INSTRUCTIONS FOR THE TASK:
Check every line for the word "родителя" and give the number of lines where it occurs, nothing else.

Records from a data collection:
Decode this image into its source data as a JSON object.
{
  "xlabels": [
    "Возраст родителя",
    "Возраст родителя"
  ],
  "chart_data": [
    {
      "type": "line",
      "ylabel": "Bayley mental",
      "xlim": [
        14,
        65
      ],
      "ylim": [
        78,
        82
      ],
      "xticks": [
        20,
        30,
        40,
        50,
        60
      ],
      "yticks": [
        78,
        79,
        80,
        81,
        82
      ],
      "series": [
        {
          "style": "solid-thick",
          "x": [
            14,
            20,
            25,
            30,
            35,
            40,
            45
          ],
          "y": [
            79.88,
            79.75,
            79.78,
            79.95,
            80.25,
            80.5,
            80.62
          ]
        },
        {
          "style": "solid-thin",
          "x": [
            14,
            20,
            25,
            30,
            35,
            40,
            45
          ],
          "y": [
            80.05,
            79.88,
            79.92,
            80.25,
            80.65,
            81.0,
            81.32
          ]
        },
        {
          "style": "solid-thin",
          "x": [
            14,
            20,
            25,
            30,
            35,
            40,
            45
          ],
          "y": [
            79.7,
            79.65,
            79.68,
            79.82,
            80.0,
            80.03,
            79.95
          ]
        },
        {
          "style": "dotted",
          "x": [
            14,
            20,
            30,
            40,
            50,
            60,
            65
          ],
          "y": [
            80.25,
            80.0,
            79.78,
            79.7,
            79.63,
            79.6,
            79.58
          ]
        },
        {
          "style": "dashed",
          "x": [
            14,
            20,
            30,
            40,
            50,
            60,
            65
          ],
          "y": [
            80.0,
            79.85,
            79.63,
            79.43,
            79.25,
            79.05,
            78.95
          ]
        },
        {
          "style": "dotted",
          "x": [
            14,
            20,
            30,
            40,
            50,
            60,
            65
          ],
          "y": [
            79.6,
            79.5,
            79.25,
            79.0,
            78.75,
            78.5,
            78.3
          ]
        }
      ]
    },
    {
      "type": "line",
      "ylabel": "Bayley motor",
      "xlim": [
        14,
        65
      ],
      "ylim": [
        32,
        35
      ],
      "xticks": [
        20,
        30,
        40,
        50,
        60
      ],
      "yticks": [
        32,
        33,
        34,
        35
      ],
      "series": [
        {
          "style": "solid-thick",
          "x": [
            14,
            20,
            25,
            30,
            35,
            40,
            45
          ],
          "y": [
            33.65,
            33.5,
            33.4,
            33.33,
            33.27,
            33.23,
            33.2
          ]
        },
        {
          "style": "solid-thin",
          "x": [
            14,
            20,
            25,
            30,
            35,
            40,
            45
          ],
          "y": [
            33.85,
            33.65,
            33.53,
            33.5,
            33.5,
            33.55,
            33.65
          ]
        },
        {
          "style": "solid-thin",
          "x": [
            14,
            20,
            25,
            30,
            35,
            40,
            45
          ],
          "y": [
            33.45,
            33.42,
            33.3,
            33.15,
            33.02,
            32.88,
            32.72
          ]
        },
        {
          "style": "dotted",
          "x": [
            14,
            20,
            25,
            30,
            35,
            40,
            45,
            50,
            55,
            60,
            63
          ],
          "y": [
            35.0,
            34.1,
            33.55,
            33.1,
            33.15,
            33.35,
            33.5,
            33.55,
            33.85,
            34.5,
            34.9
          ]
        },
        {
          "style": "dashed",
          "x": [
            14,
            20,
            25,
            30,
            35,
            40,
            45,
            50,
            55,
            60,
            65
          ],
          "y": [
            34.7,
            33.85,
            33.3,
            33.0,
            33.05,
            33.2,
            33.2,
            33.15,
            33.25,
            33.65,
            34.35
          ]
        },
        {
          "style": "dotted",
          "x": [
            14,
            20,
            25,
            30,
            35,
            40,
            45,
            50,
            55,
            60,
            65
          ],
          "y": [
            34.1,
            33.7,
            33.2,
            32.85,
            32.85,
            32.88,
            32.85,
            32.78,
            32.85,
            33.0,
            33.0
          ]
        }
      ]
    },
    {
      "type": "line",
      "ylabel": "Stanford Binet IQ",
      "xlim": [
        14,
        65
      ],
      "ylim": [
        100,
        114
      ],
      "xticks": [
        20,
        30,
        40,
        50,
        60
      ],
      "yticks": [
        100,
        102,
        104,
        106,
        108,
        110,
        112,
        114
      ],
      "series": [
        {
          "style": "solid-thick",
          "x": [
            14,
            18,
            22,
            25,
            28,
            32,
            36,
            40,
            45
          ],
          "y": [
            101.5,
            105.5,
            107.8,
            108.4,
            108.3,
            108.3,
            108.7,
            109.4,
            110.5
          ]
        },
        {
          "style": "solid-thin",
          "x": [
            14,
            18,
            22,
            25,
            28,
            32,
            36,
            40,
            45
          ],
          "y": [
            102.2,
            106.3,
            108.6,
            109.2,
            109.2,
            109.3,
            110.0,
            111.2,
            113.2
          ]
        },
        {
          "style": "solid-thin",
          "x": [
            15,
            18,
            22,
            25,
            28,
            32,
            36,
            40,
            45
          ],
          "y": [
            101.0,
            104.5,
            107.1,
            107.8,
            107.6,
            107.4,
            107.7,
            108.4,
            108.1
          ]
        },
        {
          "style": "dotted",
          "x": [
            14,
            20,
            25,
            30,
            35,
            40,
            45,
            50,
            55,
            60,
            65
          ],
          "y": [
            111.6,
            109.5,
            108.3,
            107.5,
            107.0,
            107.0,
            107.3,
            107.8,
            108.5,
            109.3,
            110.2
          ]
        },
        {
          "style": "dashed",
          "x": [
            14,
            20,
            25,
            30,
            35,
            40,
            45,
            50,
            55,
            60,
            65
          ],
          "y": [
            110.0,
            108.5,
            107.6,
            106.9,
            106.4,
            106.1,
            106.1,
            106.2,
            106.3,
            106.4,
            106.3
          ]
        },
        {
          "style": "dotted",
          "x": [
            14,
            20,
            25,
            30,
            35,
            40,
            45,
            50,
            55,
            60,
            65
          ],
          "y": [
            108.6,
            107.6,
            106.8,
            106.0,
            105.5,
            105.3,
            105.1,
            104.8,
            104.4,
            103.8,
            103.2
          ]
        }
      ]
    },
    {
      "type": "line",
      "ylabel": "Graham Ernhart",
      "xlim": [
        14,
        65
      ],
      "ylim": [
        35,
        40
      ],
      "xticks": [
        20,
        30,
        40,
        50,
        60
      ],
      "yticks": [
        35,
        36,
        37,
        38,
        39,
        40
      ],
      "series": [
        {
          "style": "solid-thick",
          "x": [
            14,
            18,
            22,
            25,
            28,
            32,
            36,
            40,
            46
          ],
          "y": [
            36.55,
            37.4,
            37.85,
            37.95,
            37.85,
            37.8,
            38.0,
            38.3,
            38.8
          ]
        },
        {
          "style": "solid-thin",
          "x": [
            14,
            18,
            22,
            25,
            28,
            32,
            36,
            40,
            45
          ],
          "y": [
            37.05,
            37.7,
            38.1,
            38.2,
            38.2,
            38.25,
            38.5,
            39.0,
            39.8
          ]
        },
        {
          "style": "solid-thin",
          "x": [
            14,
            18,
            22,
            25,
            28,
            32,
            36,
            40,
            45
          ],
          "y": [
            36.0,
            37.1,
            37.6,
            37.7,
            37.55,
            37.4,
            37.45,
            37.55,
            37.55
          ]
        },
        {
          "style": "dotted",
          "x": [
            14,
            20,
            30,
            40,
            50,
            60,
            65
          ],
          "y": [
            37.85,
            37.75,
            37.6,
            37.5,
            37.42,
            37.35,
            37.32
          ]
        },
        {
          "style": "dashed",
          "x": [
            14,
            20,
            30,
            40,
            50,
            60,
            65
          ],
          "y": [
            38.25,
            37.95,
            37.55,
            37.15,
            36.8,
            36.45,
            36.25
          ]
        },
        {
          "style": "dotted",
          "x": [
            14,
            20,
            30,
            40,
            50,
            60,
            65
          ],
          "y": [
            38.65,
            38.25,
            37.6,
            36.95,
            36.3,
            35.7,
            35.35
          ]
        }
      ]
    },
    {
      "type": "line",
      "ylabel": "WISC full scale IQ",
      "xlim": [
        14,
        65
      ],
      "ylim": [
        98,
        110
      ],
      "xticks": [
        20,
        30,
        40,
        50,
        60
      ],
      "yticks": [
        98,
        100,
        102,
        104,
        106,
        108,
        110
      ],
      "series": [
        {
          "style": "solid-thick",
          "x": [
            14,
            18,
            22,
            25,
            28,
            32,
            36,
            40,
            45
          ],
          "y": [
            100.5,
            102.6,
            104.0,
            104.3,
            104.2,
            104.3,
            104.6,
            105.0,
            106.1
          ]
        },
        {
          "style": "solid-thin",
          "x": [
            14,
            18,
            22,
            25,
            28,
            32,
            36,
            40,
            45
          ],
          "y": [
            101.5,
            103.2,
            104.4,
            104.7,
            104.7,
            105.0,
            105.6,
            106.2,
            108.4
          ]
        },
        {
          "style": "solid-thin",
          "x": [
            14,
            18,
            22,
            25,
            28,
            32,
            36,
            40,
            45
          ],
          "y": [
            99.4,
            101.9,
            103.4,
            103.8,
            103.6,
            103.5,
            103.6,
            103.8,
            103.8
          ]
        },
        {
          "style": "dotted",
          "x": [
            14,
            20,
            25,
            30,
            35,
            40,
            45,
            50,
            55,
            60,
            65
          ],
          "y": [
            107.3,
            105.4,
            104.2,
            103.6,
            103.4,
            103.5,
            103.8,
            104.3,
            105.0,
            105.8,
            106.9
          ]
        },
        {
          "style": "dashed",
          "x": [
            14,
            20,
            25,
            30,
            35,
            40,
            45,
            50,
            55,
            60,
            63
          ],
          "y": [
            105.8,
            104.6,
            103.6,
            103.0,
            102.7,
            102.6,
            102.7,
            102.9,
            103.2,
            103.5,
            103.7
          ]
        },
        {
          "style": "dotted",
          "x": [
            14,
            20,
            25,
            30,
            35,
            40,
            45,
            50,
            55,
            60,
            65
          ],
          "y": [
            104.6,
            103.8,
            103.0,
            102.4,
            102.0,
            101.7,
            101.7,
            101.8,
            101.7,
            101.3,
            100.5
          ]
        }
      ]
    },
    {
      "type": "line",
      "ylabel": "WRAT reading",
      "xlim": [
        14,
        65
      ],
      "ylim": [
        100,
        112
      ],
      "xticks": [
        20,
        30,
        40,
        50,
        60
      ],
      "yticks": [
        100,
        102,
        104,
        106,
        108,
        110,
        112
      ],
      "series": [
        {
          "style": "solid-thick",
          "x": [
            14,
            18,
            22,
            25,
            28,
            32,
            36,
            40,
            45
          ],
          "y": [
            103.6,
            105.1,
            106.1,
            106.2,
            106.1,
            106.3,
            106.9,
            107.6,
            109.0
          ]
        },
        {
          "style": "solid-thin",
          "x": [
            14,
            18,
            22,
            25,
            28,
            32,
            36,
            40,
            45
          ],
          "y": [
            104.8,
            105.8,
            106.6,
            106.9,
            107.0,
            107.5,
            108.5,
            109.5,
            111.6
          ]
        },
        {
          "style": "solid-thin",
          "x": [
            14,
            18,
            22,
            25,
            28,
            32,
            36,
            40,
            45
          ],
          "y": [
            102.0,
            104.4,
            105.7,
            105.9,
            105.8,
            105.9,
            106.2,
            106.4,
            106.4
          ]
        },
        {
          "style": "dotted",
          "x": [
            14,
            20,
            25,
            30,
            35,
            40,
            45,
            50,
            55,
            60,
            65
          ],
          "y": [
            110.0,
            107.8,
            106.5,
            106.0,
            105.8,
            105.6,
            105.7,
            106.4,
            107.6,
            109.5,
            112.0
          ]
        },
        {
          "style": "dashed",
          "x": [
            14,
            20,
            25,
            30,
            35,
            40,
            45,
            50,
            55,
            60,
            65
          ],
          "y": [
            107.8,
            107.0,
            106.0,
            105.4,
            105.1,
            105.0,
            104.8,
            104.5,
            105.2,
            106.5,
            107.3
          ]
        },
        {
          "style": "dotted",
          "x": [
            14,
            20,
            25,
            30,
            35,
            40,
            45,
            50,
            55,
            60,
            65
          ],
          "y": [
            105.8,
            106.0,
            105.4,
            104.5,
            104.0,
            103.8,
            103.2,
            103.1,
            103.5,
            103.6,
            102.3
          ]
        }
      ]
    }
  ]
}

FINAL RESULT:
2